▶ [TASK REQUIREMENTS]
Return the records word for word. Any pictures in them are not part of the copy.

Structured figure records
-=-=-

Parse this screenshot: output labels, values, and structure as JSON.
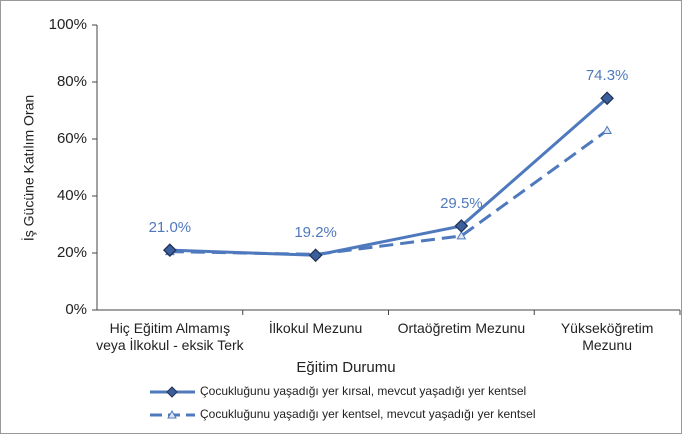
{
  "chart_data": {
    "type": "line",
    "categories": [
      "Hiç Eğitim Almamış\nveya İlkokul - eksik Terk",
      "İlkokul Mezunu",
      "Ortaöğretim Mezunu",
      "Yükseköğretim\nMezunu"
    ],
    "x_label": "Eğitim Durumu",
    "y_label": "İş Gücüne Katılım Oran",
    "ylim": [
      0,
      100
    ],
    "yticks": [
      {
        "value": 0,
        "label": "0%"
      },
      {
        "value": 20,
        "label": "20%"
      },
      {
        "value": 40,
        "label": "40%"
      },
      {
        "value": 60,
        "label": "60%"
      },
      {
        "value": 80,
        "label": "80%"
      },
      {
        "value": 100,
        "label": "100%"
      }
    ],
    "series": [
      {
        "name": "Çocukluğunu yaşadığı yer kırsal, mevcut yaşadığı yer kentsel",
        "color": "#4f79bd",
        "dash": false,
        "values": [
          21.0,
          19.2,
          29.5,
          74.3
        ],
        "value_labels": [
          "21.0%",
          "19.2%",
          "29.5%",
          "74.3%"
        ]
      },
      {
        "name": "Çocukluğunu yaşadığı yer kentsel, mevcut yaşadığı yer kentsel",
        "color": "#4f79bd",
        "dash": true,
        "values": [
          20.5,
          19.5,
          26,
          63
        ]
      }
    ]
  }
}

-=-=-

▶ [COMPLETE OUTPUT]
Parse this screenshot: output labels, values, and structure as JSON.
{
  "chart_data": {
    "type": "line",
    "categories": [
      "Hiç Eğitim Almamış\nveya İlkokul - eksik Terk",
      "İlkokul Mezunu",
      "Ortaöğretim Mezunu",
      "Yükseköğretim\nMezunu"
    ],
    "x_label": "Eğitim Durumu",
    "y_label": "İş Gücüne Katılım Oran",
    "ylim": [
      0,
      100
    ],
    "yticks": [
      {
        "value": 0,
        "label": "0%"
      },
      {
        "value": 20,
        "label": "20%"
      },
      {
        "value": 40,
        "label": "40%"
      },
      {
        "value": 60,
        "label": "60%"
      },
      {
        "value": 80,
        "label": "80%"
      },
      {
        "value": 100,
        "label": "100%"
      }
    ],
    "series": [
      {
        "name": "Çocukluğunu yaşadığı yer kırsal, mevcut yaşadığı yer kentsel",
        "color": "#4f79bd",
        "dash": false,
        "values": [
          21.0,
          19.2,
          29.5,
          74.3
        ],
        "value_labels": [
          "21.0%",
          "19.2%",
          "29.5%",
          "74.3%"
        ]
      },
      {
        "name": "Çocukluğunu yaşadığı yer kentsel, mevcut yaşadığı yer kentsel",
        "color": "#4f79bd",
        "dash": true,
        "values": [
          20.5,
          19.5,
          26,
          63
        ]
      }
    ]
  }
}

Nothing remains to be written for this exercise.